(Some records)
━━━━━━
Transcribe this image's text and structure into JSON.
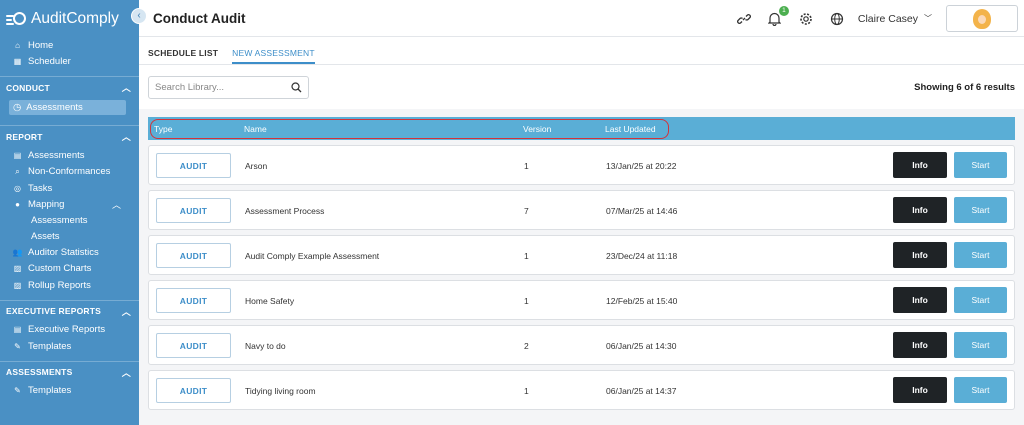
{
  "app": {
    "name": "AuditComply"
  },
  "sidebar": {
    "top_items": [
      {
        "label": "Home",
        "icon": "home-icon"
      },
      {
        "label": "Scheduler",
        "icon": "calendar-icon"
      }
    ],
    "conduct": {
      "title": "CONDUCT",
      "items": [
        {
          "label": "Assessments",
          "icon": "clock-icon"
        }
      ]
    },
    "report": {
      "title": "REPORT",
      "items": [
        {
          "label": "Assessments",
          "icon": "list-icon"
        },
        {
          "label": "Non-Conformances",
          "icon": "search-icon"
        },
        {
          "label": "Tasks",
          "icon": "target-icon"
        },
        {
          "label": "Mapping",
          "icon": "pin-icon"
        }
      ],
      "mapping_sub": [
        "Assessments",
        "Assets"
      ],
      "more_items": [
        {
          "label": "Auditor Statistics",
          "icon": "users-icon"
        },
        {
          "label": "Custom Charts",
          "icon": "chart-icon"
        },
        {
          "label": "Rollup Reports",
          "icon": "chart-icon"
        }
      ]
    },
    "executive": {
      "title": "EXECUTIVE REPORTS",
      "items": [
        {
          "label": "Executive Reports",
          "icon": "list-icon"
        },
        {
          "label": "Templates",
          "icon": "edit-icon"
        }
      ]
    },
    "assessments": {
      "title": "ASSESSMENTS",
      "items": [
        {
          "label": "Templates",
          "icon": "edit-icon"
        }
      ]
    }
  },
  "header": {
    "title": "Conduct Audit",
    "notification_count": "1",
    "user_name": "Claire Casey"
  },
  "tabs": [
    "SCHEDULE LIST",
    "NEW ASSESSMENT"
  ],
  "search": {
    "placeholder": "Search Library..."
  },
  "results_text": "Showing 6 of 6 results",
  "table": {
    "headers": {
      "type": "Type",
      "name": "Name",
      "version": "Version",
      "updated": "Last Updated"
    },
    "rows": [
      {
        "type": "AUDIT",
        "name": "Arson",
        "version": "1",
        "updated": "13/Jan/25 at 20:22"
      },
      {
        "type": "AUDIT",
        "name": "Assessment Process",
        "version": "7",
        "updated": "07/Mar/25 at 14:46"
      },
      {
        "type": "AUDIT",
        "name": "Audit Comply Example Assessment",
        "version": "1",
        "updated": "23/Dec/24 at 11:18"
      },
      {
        "type": "AUDIT",
        "name": "Home Safety",
        "version": "1",
        "updated": "12/Feb/25 at 15:40"
      },
      {
        "type": "AUDIT",
        "name": "Navy to do",
        "version": "2",
        "updated": "06/Jan/25 at 14:30"
      },
      {
        "type": "AUDIT",
        "name": "Tidying living room",
        "version": "1",
        "updated": "06/Jan/25 at 14:37"
      }
    ],
    "info_label": "Info",
    "start_label": "Start"
  },
  "colors": {
    "sidebar": "#4a90c4",
    "accent": "#5aaed6",
    "dark_button": "#1f2326",
    "highlight": "#d2333a"
  }
}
━━━━━━
Exercise description -
Check every line for "title" and show the ones that have it.

Response -
      "title": "CONDUCT",
      "title": "REPORT",
      "title": "EXECUTIVE REPORTS",
      "title": "ASSESSMENTS",
    "title": "Conduct Audit",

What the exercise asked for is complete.